▶ WORK TO BE COMPLETED:
In the following material, identify every line holding the string "task" and return it.

## Start

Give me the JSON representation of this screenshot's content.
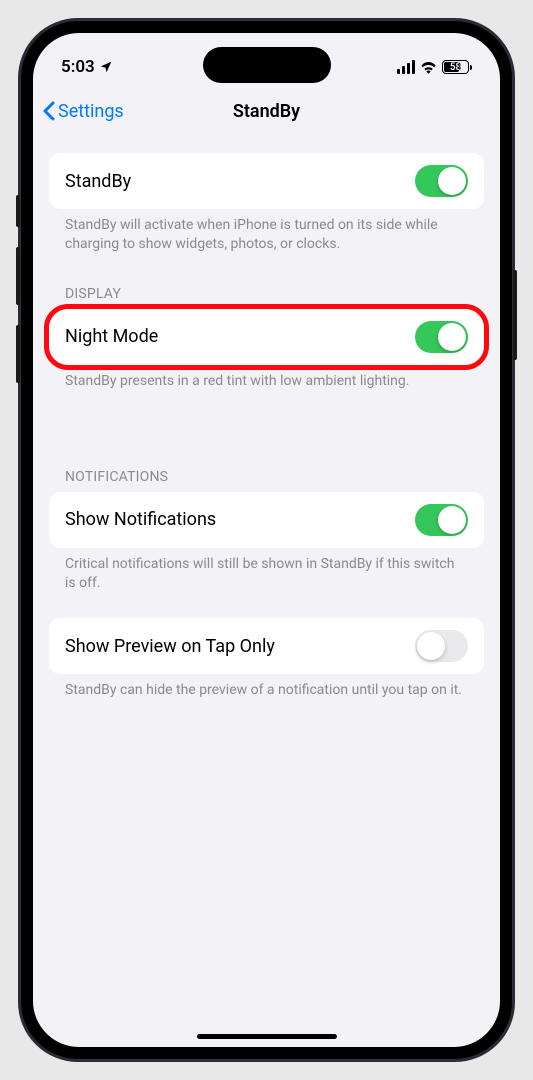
{
  "statusBar": {
    "time": "5:03",
    "battery": "58"
  },
  "nav": {
    "back": "Settings",
    "title": "StandBy"
  },
  "sections": {
    "standby": {
      "label": "StandBy",
      "toggled": true,
      "footer": "StandBy will activate when iPhone is turned on its side while charging to show widgets, photos, or clocks."
    },
    "display": {
      "header": "DISPLAY",
      "nightMode": {
        "label": "Night Mode",
        "toggled": true
      },
      "footer": "StandBy presents in a red tint with low ambient lighting."
    },
    "notifications": {
      "header": "NOTIFICATIONS",
      "showNotifications": {
        "label": "Show Notifications",
        "toggled": true
      },
      "footer": "Critical notifications will still be shown in StandBy if this switch is off."
    },
    "preview": {
      "label": "Show Preview on Tap Only",
      "toggled": false,
      "footer": "StandBy can hide the preview of a notification until you tap on it."
    }
  }
}
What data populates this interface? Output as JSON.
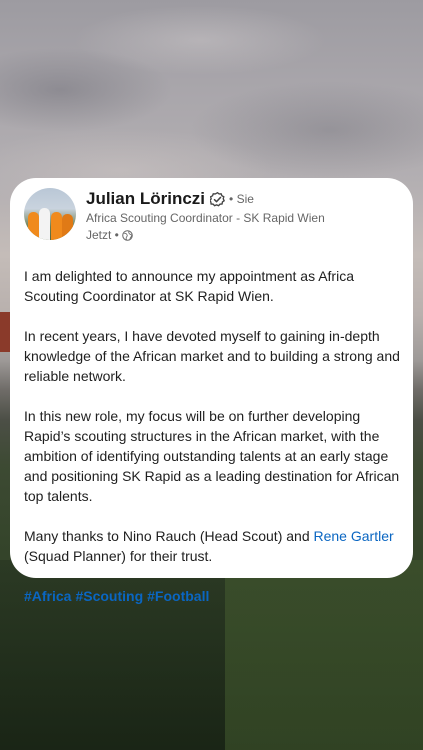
{
  "post": {
    "author": "Julian Lörinczi",
    "follow_text": "Sie",
    "headline": "Africa Scouting Coordinator - SK Rapid Wien",
    "time": "Jetzt",
    "paragraphs": [
      "I am delighted to announce my appointment as Africa Scouting Coordinator at SK Rapid Wien.",
      "In recent years, I have devoted myself to gaining in-depth knowledge of the African market and to building a strong and reliable network.",
      "In this new role, my focus will be on further developing Rapid’s scouting structures in the African market, with the ambition of identifying outstanding talents at an early stage and positioning SK Rapid as a leading destination for African top talents."
    ],
    "thanks_before": "Many thanks to Nino Rauch (Head Scout) and ",
    "thanks_mention": "Rene Gartler",
    "thanks_after": " (Squad Planner) for their trust.",
    "hashtags": [
      "#Africa",
      "#Scouting",
      "#Football"
    ]
  },
  "colors": {
    "link": "#0a66c2",
    "card": "#ffffff"
  },
  "icons": [
    "verified-icon",
    "globe-icon"
  ]
}
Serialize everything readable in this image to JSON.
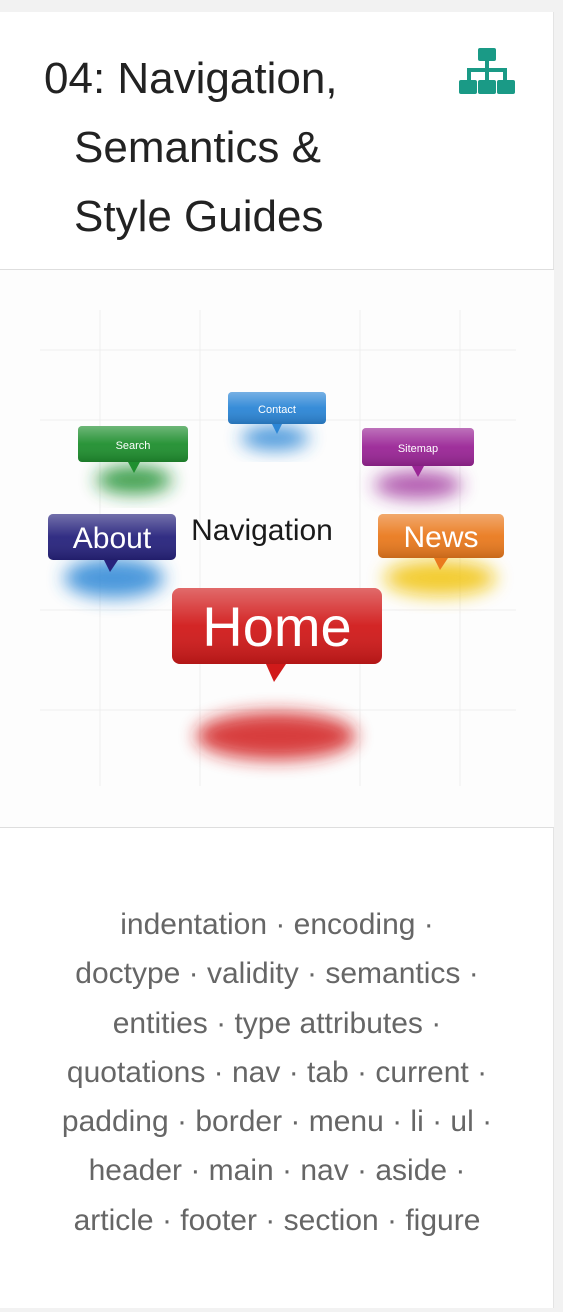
{
  "card": {
    "title_lines": [
      "04: Navigation,",
      "Semantics &",
      "Style Guides"
    ],
    "header_icon": "sitemap-icon",
    "icon_color": "#1a9a86",
    "figure": {
      "word": "Navigation",
      "bubbles": {
        "home": "Home",
        "about": "About",
        "news": "News",
        "search": "Search",
        "contact": "Contact",
        "sitemap": "Sitemap"
      },
      "colors": {
        "home": "#d11a1a",
        "about": "#27237d",
        "news": "#ea7a1e",
        "search": "#1f8f2f",
        "contact": "#2c86d6",
        "sitemap": "#9a2596"
      }
    },
    "tags": [
      "indentation · encoding ·",
      "doctype · validity · semantics ·",
      "entities · type attributes ·",
      "quotations · nav · tab · current ·",
      "padding · border · menu · li · ul ·",
      "header · main · nav · aside ·",
      "article · footer · section · figure"
    ]
  }
}
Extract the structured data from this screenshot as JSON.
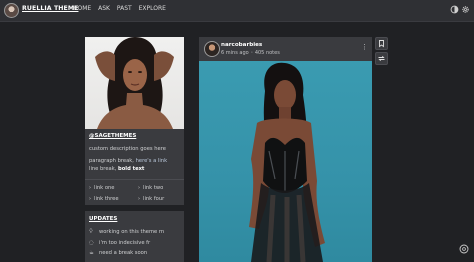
{
  "topbar": {
    "brand": "RUELLIA THEME",
    "nav": [
      "HOME",
      "ASK",
      "PAST",
      "EXPLORE"
    ],
    "icons": [
      "contrast-icon",
      "settings-icon"
    ]
  },
  "sidebar": {
    "handle": "@SAGETHEMES",
    "description": "custom description goes here",
    "line_para_prefix": "paragraph break,",
    "line_para_link": "here's a link",
    "line_break_prefix": "line break,",
    "line_break_bold": "bold text",
    "links": [
      "link one",
      "link two",
      "link three",
      "link four"
    ],
    "updates_title": "UPDATES",
    "updates": [
      {
        "icon": "lightbulb-icon",
        "text": "working on this theme rn"
      },
      {
        "icon": "chat-bubble-icon",
        "text": "i'm too indecisive fr"
      },
      {
        "icon": "coffee-icon",
        "text": "need a break soon"
      }
    ]
  },
  "post": {
    "username": "narcobarbies",
    "meta": "6 mins ago  ◦  405 notes",
    "menu": "⋮"
  },
  "side_buttons": [
    "bookmark-icon",
    "reblog-icon"
  ],
  "colors": {
    "background": "#202124",
    "panel": "#3a3b3f",
    "topbar": "#2f3034",
    "post_image_bg": "#3592a9"
  }
}
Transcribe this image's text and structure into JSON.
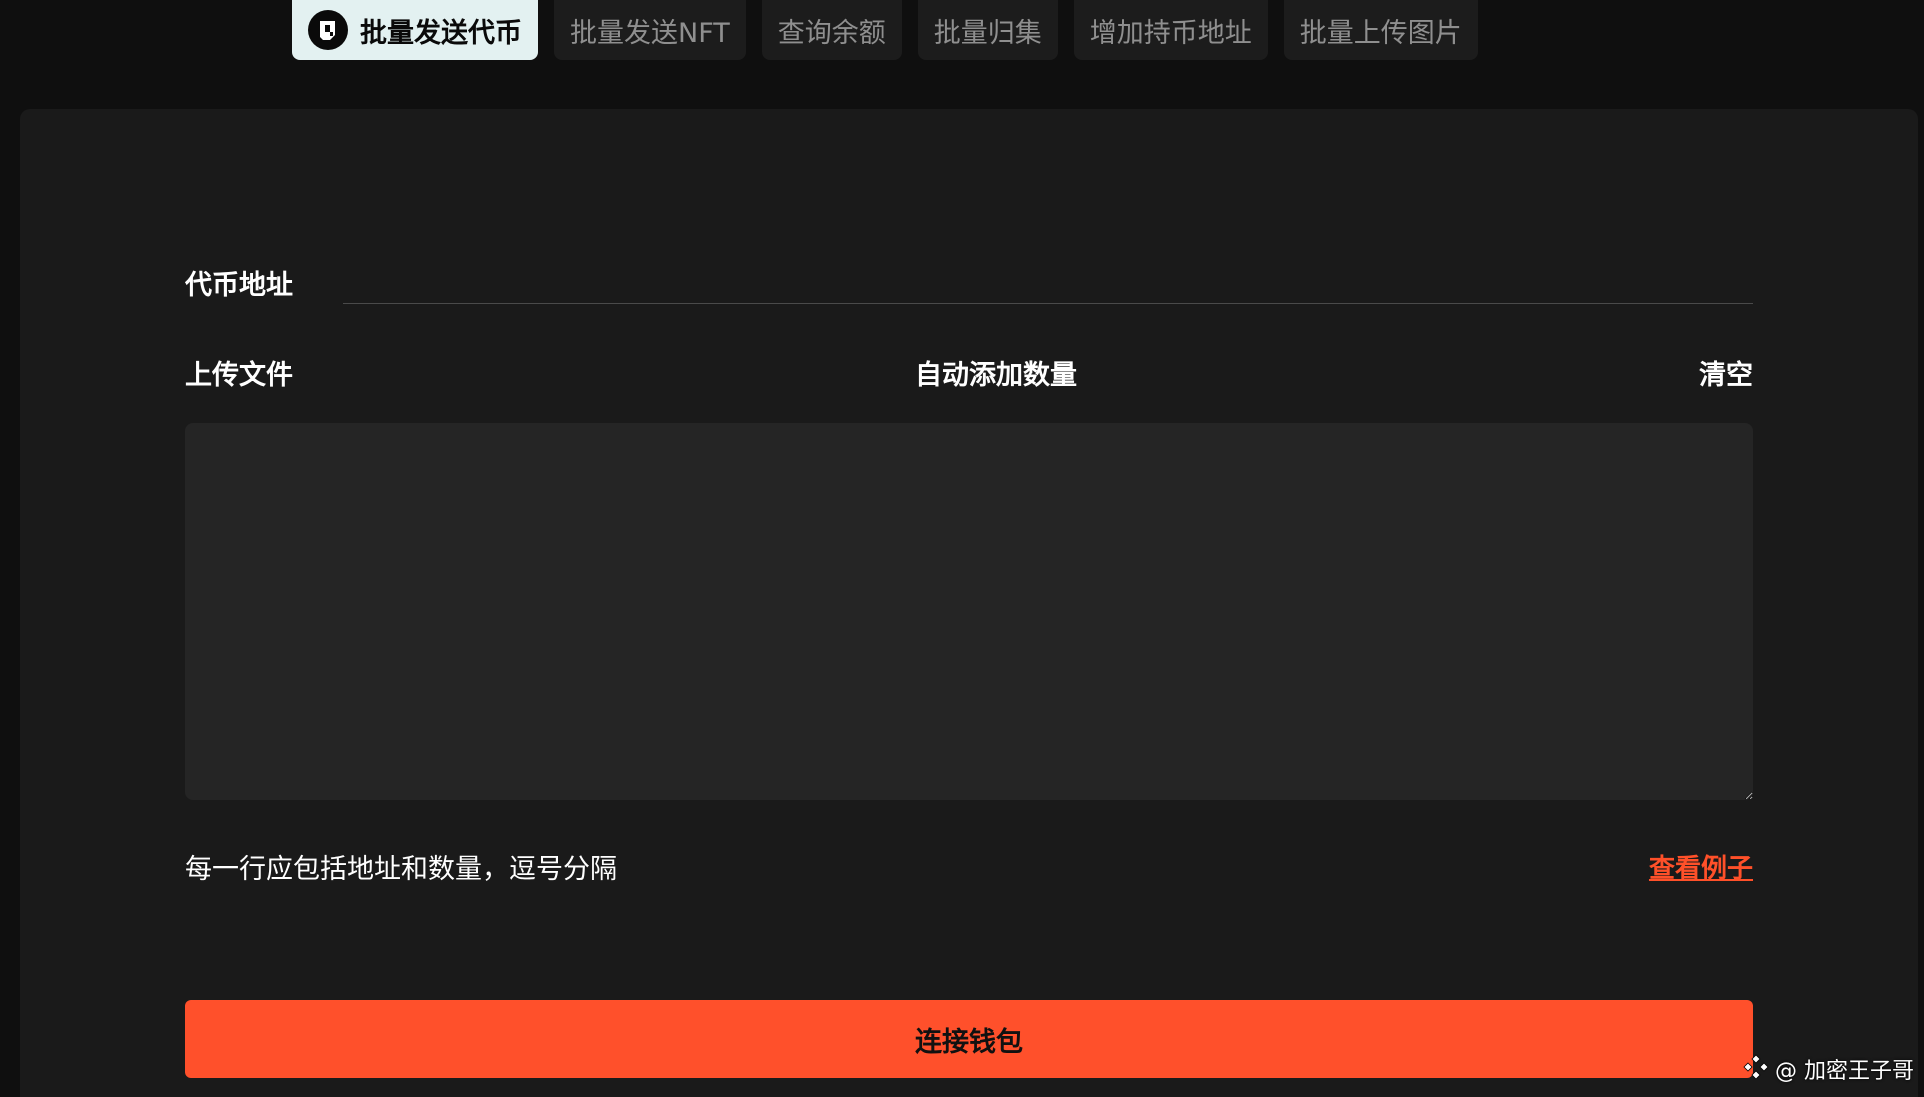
{
  "tabs": [
    {
      "label": "批量发送代币",
      "icon": "wallet-logo-icon",
      "active": true
    },
    {
      "label": "批量发送NFT",
      "active": false
    },
    {
      "label": "查询余额",
      "active": false
    },
    {
      "label": "批量归集",
      "active": false
    },
    {
      "label": "增加持币地址",
      "active": false
    },
    {
      "label": "批量上传图片",
      "active": false
    }
  ],
  "form": {
    "token_address_label": "代币地址",
    "token_address_value": "",
    "upload_file_label": "上传文件",
    "auto_add_amount_label": "自动添加数量",
    "clear_label": "清空",
    "addresses_value": "",
    "hint": "每一行应包括地址和数量，逗号分隔",
    "view_example_label": "查看例子",
    "connect_wallet_label": "连接钱包"
  },
  "watermark": {
    "text": "@ 加密王子哥",
    "icon": "binance-diamond-icon"
  },
  "colors": {
    "background": "#0f0f0f",
    "card": "#1a1a1a",
    "textarea": "#252525",
    "active_tab": "#e3f1f1",
    "accent": "#ff502b"
  }
}
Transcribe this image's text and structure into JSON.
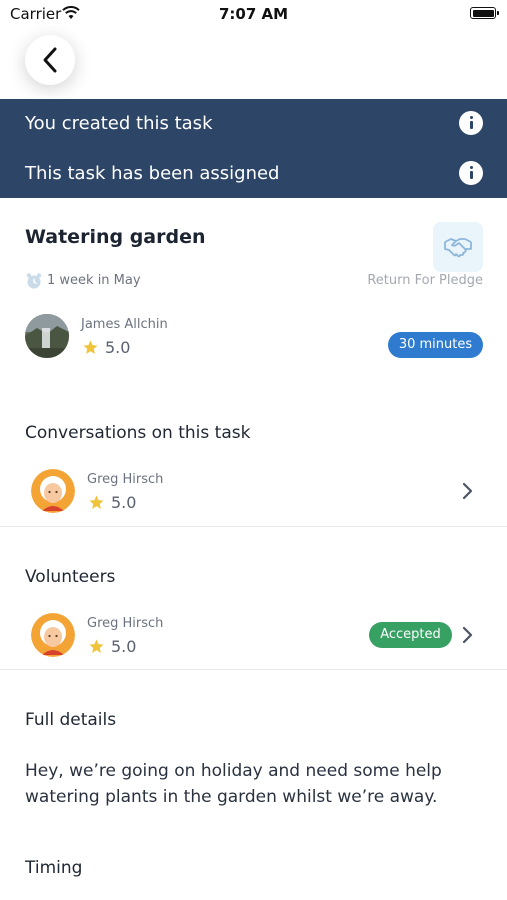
{
  "status_bar": {
    "carrier": "Carrier",
    "time": "7:07 AM"
  },
  "banner": {
    "created_text": "You created this task",
    "assigned_text": "This task has been assigned",
    "background_color": "#2d4566"
  },
  "task": {
    "title": "Watering garden",
    "when": "1 week in May",
    "pledge_label": "Return For Pledge",
    "owner": {
      "name": "James Allchin",
      "rating": "5.0"
    },
    "duration": "30 minutes"
  },
  "conversations": {
    "title": "Conversations on this task",
    "items": [
      {
        "name": "Greg Hirsch",
        "rating": "5.0"
      }
    ]
  },
  "volunteers": {
    "title": "Volunteers",
    "items": [
      {
        "name": "Greg Hirsch",
        "rating": "5.0",
        "status": "Accepted"
      }
    ]
  },
  "details": {
    "title": "Full details",
    "text": "Hey, we’re going on holiday and need some help watering plants in the garden whilst we’re away."
  },
  "timing": {
    "title": "Timing"
  },
  "colors": {
    "accent_blue": "#2e7bcf",
    "accepted_green": "#37a063",
    "star": "#f0c43a"
  }
}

## End

▶ EXERCISE SOLUTION:
    "created_text": "You created this task",
    "assigned_text": "This task has been assigned",
  "task": {
    "title": "Conversations on this task",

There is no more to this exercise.